## REQUIRED TASK
Please print all of the material below, word for word.

-- Start of ENTRIES SUPPLIED --

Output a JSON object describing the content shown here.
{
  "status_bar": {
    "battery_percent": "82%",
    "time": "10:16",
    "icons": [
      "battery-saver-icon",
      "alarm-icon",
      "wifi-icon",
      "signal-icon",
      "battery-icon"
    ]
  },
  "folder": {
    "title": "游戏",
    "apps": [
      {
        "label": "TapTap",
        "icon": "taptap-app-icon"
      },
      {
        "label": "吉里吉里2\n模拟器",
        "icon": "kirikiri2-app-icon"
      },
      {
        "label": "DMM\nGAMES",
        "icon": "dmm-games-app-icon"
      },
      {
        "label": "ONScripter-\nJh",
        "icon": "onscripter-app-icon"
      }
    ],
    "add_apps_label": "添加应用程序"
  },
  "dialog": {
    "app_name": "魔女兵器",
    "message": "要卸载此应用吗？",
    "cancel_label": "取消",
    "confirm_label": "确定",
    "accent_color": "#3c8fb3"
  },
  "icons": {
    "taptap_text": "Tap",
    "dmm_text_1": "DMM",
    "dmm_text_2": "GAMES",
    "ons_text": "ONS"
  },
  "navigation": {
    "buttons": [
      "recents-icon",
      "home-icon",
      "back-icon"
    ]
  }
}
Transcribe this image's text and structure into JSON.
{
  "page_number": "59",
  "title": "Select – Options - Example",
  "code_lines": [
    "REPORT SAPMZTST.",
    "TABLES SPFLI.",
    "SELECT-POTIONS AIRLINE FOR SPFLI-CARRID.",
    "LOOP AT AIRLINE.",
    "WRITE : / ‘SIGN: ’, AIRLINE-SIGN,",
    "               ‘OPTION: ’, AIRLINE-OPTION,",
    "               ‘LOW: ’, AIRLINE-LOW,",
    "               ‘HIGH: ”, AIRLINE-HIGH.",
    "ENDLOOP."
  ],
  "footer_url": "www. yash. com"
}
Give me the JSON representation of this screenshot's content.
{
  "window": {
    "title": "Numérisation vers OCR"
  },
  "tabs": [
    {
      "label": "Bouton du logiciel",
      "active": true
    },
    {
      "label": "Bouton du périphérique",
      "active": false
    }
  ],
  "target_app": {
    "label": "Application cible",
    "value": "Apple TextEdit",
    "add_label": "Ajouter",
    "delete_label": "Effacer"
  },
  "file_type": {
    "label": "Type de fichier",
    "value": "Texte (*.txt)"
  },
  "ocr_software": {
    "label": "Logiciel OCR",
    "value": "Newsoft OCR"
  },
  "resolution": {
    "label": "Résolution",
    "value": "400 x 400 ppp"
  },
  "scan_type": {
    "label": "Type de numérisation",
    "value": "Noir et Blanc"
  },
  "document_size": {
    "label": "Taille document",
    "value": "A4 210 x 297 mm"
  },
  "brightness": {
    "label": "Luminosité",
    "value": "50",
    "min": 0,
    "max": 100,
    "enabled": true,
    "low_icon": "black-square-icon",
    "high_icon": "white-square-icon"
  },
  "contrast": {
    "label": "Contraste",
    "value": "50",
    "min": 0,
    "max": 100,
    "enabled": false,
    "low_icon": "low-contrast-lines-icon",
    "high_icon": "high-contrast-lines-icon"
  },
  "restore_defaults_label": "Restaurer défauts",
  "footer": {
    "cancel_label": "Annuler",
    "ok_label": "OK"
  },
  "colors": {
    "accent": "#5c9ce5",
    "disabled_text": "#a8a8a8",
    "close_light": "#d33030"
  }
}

-- End of ENTRIES SUPPLIED --

## ANSWER TO THE EXERCISE
Output a JSON object describing the content shown here.
{
  "status_bar": {
    "battery_percent": "82%",
    "time": "10:16",
    "icons": [
      "battery-saver-icon",
      "alarm-icon",
      "wifi-icon",
      "signal-icon",
      "battery-icon"
    ]
  },
  "folder": {
    "title": "游戏",
    "apps": [
      {
        "label": "TapTap",
        "icon": "taptap-app-icon"
      },
      {
        "label": "吉里吉里2\n模拟器",
        "icon": "kirikiri2-app-icon"
      },
      {
        "label": "DMM\nGAMES",
        "icon": "dmm-games-app-icon"
      },
      {
        "label": "ONScripter-\nJh",
        "icon": "onscripter-app-icon"
      }
    ],
    "add_apps_label": "添加应用程序"
  },
  "dialog": {
    "app_name": "魔女兵器",
    "message": "要卸载此应用吗？",
    "cancel_label": "取消",
    "confirm_label": "确定",
    "accent_color": "#3c8fb3"
  },
  "icons": {
    "taptap_text": "Tap",
    "dmm_text_1": "DMM",
    "dmm_text_2": "GAMES",
    "ons_text": "ONS"
  },
  "navigation": {
    "buttons": [
      "recents-icon",
      "home-icon",
      "back-icon"
    ]
  }
}
Transcribe this image's text and structure into JSON.
{
  "page_number": "59",
  "title": "Select – Options - Example",
  "code_lines": [
    "REPORT SAPMZTST.",
    "TABLES SPFLI.",
    "SELECT-POTIONS AIRLINE FOR SPFLI-CARRID.",
    "LOOP AT AIRLINE.",
    "WRITE : / ‘SIGN: ’, AIRLINE-SIGN,",
    "               ‘OPTION: ’, AIRLINE-OPTION,",
    "               ‘LOW: ’, AIRLINE-LOW,",
    "               ‘HIGH: ”, AIRLINE-HIGH.",
    "ENDLOOP."
  ],
  "footer_url": "www. yash. com"
}
Give me the JSON representation of this screenshot's content.
{
  "window": {
    "title": "Numérisation vers OCR"
  },
  "tabs": [
    {
      "label": "Bouton du logiciel",
      "active": true
    },
    {
      "label": "Bouton du périphérique",
      "active": false
    }
  ],
  "target_app": {
    "label": "Application cible",
    "value": "Apple TextEdit",
    "add_label": "Ajouter",
    "delete_label": "Effacer"
  },
  "file_type": {
    "label": "Type de fichier",
    "value": "Texte (*.txt)"
  },
  "ocr_software": {
    "label": "Logiciel OCR",
    "value": "Newsoft OCR"
  },
  "resolution": {
    "label": "Résolution",
    "value": "400 x 400 ppp"
  },
  "scan_type": {
    "label": "Type de numérisation",
    "value": "Noir et Blanc"
  },
  "document_size": {
    "label": "Taille document",
    "value": "A4 210 x 297 mm"
  },
  "brightness": {
    "label": "Luminosité",
    "value": "50",
    "min": 0,
    "max": 100,
    "enabled": true,
    "low_icon": "black-square-icon",
    "high_icon": "white-square-icon"
  },
  "contrast": {
    "label": "Contraste",
    "value": "50",
    "min": 0,
    "max": 100,
    "enabled": false,
    "low_icon": "low-contrast-lines-icon",
    "high_icon": "high-contrast-lines-icon"
  },
  "restore_defaults_label": "Restaurer défauts",
  "footer": {
    "cancel_label": "Annuler",
    "ok_label": "OK"
  },
  "colors": {
    "accent": "#5c9ce5",
    "disabled_text": "#a8a8a8",
    "close_light": "#d33030"
  }
}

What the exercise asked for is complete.